> [Material to process]:
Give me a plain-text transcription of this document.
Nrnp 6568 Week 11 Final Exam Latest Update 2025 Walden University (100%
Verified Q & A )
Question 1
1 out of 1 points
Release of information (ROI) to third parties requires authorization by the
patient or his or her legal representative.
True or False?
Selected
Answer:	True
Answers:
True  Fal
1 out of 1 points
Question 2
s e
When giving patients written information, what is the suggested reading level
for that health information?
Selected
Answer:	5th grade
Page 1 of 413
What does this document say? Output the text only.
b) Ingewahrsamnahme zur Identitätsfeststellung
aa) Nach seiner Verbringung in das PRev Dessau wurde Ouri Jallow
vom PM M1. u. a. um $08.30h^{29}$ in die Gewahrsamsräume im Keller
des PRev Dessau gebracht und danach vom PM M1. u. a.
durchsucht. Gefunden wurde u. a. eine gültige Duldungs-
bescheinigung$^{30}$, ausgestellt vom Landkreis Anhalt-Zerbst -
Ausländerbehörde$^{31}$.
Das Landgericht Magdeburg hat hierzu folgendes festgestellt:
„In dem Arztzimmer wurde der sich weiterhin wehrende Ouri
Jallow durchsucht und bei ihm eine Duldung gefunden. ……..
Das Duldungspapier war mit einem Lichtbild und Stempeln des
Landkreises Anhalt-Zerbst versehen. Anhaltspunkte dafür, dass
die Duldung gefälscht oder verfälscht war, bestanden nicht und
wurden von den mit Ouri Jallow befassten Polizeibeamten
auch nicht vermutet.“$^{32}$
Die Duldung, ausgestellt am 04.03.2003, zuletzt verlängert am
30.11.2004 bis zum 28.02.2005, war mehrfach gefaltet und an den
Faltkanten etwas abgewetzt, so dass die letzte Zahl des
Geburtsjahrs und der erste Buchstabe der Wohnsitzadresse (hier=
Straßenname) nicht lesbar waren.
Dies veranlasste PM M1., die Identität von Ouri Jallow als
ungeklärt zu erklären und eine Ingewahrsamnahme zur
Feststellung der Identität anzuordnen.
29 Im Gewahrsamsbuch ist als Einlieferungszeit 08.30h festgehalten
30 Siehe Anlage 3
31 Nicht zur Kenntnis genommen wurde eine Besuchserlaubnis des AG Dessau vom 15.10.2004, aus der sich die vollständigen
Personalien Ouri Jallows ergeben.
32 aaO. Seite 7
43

> [Problem description]:
Your task is to restate, word for word, each line from the one that includes "What does this" to the end of the records, with both ends included and nothing else.

> [Written answer]:
What does this document say? Output the text only.
b) Ingewahrsamnahme zur Identitätsfeststellung
aa) Nach seiner Verbringung in das PRev Dessau wurde Ouri Jallow
vom PM M1. u. a. um $08.30h^{29}$ in die Gewahrsamsräume im Keller
des PRev Dessau gebracht und danach vom PM M1. u. a.
durchsucht. Gefunden wurde u. a. eine gültige Duldungs-
bescheinigung$^{30}$, ausgestellt vom Landkreis Anhalt-Zerbst -
Ausländerbehörde$^{31}$.
Das Landgericht Magdeburg hat hierzu folgendes festgestellt:
„In dem Arztzimmer wurde der sich weiterhin wehrende Ouri
Jallow durchsucht und bei ihm eine Duldung gefunden. ……..
Das Duldungspapier war mit einem Lichtbild und Stempeln des
Landkreises Anhalt-Zerbst versehen. Anhaltspunkte dafür, dass
die Duldung gefälscht oder verfälscht war, bestanden nicht und
wurden von den mit Ouri Jallow befassten Polizeibeamten
auch nicht vermutet.“$^{32}$
Die Duldung, ausgestellt am 04.03.2003, zuletzt verlängert am
30.11.2004 bis zum 28.02.2005, war mehrfach gefaltet und an den
Faltkanten etwas abgewetzt, so dass die letzte Zahl des
Geburtsjahrs und der erste Buchstabe der Wohnsitzadresse (hier=
Straßenname) nicht lesbar waren.
Dies veranlasste PM M1., die Identität von Ouri Jallow als
ungeklärt zu erklären und eine Ingewahrsamnahme zur
Feststellung der Identität anzuordnen.
29 Im Gewahrsamsbuch ist als Einlieferungszeit 08.30h festgehalten
30 Siehe Anlage 3
31 Nicht zur Kenntnis genommen wurde eine Besuchserlaubnis des AG Dessau vom 15.10.2004, aus der sich die vollständigen
Personalien Ouri Jallows ergeben.
32 aaO. Seite 7
43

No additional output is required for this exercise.